• [WORK REQUIRED]
Each entry must be reproduced precisely as it stands.

• [SUPPLIED INFORMATION]
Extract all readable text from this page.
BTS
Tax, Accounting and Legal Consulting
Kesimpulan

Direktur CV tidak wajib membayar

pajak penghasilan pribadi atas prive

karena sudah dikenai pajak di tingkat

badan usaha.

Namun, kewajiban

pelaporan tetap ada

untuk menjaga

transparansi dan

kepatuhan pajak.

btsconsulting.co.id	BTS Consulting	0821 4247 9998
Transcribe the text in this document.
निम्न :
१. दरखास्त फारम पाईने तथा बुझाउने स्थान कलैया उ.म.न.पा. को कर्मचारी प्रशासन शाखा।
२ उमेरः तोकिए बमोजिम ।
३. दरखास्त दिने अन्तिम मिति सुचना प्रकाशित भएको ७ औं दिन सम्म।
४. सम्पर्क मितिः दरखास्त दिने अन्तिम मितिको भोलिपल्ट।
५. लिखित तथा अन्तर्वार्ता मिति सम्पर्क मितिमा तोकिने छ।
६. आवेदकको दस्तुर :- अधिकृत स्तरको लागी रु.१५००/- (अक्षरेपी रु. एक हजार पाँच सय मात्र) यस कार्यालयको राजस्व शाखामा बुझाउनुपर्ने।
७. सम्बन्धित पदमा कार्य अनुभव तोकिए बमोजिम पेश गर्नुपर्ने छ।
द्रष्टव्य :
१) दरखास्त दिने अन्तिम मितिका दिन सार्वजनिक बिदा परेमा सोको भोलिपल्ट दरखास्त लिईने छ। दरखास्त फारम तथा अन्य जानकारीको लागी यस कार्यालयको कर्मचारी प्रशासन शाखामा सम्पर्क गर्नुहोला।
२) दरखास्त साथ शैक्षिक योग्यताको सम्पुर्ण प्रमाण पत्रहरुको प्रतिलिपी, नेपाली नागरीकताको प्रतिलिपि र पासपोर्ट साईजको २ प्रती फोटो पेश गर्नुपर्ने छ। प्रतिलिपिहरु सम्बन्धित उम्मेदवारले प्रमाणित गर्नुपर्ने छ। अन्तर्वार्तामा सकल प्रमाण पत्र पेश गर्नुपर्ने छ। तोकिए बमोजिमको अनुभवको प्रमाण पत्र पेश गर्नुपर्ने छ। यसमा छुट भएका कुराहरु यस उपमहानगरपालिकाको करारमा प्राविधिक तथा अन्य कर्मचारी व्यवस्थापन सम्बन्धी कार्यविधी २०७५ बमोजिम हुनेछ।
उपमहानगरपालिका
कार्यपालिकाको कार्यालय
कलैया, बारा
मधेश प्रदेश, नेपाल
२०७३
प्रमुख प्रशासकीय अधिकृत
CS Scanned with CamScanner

• [ANSWER TO THE TASK]
Extract all readable text from this page.
BTS
Tax, Accounting and Legal Consulting
Kesimpulan

Direktur CV tidak wajib membayar

pajak penghasilan pribadi atas prive

karena sudah dikenai pajak di tingkat

badan usaha.

Namun, kewajiban

pelaporan tetap ada

untuk menjaga

transparansi dan

kepatuhan pajak.

btsconsulting.co.id	BTS Consulting	0821 4247 9998
Transcribe the text in this document.
निम्न :
१. दरखास्त फारम पाईने तथा बुझाउने स्थान कलैया उ.म.न.पा. को कर्मचारी प्रशासन शाखा।
२ उमेरः तोकिए बमोजिम ।
३. दरखास्त दिने अन्तिम मिति सुचना प्रकाशित भएको ७ औं दिन सम्म।
४. सम्पर्क मितिः दरखास्त दिने अन्तिम मितिको भोलिपल्ट।
५. लिखित तथा अन्तर्वार्ता मिति सम्पर्क मितिमा तोकिने छ।
६. आवेदकको दस्तुर :- अधिकृत स्तरको लागी रु.१५००/- (अक्षरेपी रु. एक हजार पाँच सय मात्र) यस कार्यालयको राजस्व शाखामा बुझाउनुपर्ने।
७. सम्बन्धित पदमा कार्य अनुभव तोकिए बमोजिम पेश गर्नुपर्ने छ।
द्रष्टव्य :
१) दरखास्त दिने अन्तिम मितिका दिन सार्वजनिक बिदा परेमा सोको भोलिपल्ट दरखास्त लिईने छ। दरखास्त फारम तथा अन्य जानकारीको लागी यस कार्यालयको कर्मचारी प्रशासन शाखामा सम्पर्क गर्नुहोला।
२) दरखास्त साथ शैक्षिक योग्यताको सम्पुर्ण प्रमाण पत्रहरुको प्रतिलिपी, नेपाली नागरीकताको प्रतिलिपि र पासपोर्ट साईजको २ प्रती फोटो पेश गर्नुपर्ने छ। प्रतिलिपिहरु सम्बन्धित उम्मेदवारले प्रमाणित गर्नुपर्ने छ। अन्तर्वार्तामा सकल प्रमाण पत्र पेश गर्नुपर्ने छ। तोकिए बमोजिमको अनुभवको प्रमाण पत्र पेश गर्नुपर्ने छ। यसमा छुट भएका कुराहरु यस उपमहानगरपालिकाको करारमा प्राविधिक तथा अन्य कर्मचारी व्यवस्थापन सम्बन्धी कार्यविधी २०७५ बमोजिम हुनेछ।
उपमहानगरपालिका
कार्यपालिकाको कार्यालय
कलैया, बारा
मधेश प्रदेश, नेपाल
२०७३
प्रमुख प्रशासकीय अधिकृत
CS Scanned with CamScanner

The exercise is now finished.